OBJECTIVE:
Answer with one number: how many lines hold the string "Content".

TASK DATA:
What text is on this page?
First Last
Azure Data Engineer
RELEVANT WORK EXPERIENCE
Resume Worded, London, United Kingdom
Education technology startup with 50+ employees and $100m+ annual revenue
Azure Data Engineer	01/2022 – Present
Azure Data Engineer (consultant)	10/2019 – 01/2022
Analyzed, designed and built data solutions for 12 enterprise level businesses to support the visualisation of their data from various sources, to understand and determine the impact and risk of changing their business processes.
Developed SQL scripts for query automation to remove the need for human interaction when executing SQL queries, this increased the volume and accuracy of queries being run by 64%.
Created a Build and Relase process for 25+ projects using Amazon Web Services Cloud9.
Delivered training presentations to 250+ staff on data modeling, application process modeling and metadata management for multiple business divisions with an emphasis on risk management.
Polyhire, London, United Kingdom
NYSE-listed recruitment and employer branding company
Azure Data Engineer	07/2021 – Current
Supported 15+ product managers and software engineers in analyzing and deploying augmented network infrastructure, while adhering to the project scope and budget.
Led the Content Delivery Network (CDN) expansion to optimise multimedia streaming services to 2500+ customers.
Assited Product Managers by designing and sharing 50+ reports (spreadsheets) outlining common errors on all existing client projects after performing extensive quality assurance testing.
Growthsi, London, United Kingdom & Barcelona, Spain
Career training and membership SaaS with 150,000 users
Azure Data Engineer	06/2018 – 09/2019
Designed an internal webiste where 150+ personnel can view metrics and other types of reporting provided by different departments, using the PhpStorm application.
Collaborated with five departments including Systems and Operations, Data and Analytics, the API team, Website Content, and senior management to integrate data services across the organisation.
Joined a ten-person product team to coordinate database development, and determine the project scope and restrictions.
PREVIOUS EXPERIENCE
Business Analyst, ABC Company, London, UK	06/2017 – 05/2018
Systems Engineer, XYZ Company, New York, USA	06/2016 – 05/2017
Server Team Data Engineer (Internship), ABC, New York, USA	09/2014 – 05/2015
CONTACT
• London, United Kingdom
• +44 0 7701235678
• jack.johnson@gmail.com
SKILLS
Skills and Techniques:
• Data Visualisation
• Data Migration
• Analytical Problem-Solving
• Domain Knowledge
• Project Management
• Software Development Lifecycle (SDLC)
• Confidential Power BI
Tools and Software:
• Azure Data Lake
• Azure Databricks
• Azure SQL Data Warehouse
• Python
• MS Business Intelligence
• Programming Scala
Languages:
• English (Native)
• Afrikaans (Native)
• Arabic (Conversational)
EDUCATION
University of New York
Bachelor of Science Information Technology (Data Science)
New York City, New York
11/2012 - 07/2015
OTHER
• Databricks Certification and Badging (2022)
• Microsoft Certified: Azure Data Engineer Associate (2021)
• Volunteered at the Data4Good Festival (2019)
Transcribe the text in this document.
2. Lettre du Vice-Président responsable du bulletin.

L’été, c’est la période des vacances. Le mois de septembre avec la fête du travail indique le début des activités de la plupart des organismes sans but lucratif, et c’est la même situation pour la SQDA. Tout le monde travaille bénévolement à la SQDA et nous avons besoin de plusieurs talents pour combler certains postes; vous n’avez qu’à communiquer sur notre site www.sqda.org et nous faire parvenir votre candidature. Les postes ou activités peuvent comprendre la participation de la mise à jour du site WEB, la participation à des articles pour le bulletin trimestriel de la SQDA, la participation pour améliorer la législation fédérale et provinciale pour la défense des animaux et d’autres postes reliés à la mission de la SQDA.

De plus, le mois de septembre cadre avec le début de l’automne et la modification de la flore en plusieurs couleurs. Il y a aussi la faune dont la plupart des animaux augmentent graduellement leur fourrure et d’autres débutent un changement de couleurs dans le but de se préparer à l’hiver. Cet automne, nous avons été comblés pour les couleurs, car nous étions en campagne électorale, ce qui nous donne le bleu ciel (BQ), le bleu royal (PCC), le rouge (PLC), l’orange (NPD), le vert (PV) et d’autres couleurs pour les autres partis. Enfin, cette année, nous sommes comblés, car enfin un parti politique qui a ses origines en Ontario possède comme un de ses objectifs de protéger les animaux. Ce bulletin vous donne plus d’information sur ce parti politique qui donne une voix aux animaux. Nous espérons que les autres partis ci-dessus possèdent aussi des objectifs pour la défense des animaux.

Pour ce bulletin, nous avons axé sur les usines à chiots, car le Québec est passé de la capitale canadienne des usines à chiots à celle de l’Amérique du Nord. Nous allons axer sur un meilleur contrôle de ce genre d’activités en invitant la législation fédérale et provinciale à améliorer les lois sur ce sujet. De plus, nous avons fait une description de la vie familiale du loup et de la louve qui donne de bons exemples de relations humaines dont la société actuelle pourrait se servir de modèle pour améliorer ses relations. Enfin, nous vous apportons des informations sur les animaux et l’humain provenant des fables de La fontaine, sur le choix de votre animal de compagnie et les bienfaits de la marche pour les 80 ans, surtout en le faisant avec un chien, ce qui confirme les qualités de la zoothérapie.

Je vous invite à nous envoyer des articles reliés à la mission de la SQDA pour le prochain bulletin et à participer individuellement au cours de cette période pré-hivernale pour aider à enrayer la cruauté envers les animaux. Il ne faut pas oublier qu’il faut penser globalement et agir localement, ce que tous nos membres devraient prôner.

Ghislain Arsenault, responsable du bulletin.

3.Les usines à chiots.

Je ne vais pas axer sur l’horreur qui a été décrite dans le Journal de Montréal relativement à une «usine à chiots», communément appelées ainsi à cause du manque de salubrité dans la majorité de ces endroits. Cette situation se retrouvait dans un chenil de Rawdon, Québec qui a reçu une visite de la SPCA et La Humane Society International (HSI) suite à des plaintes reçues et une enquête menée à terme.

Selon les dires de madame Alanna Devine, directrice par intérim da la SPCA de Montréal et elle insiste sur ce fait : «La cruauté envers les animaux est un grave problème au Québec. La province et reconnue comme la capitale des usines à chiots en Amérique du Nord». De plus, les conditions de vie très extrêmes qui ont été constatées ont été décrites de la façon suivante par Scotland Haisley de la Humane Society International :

TASK OUTPUT:
2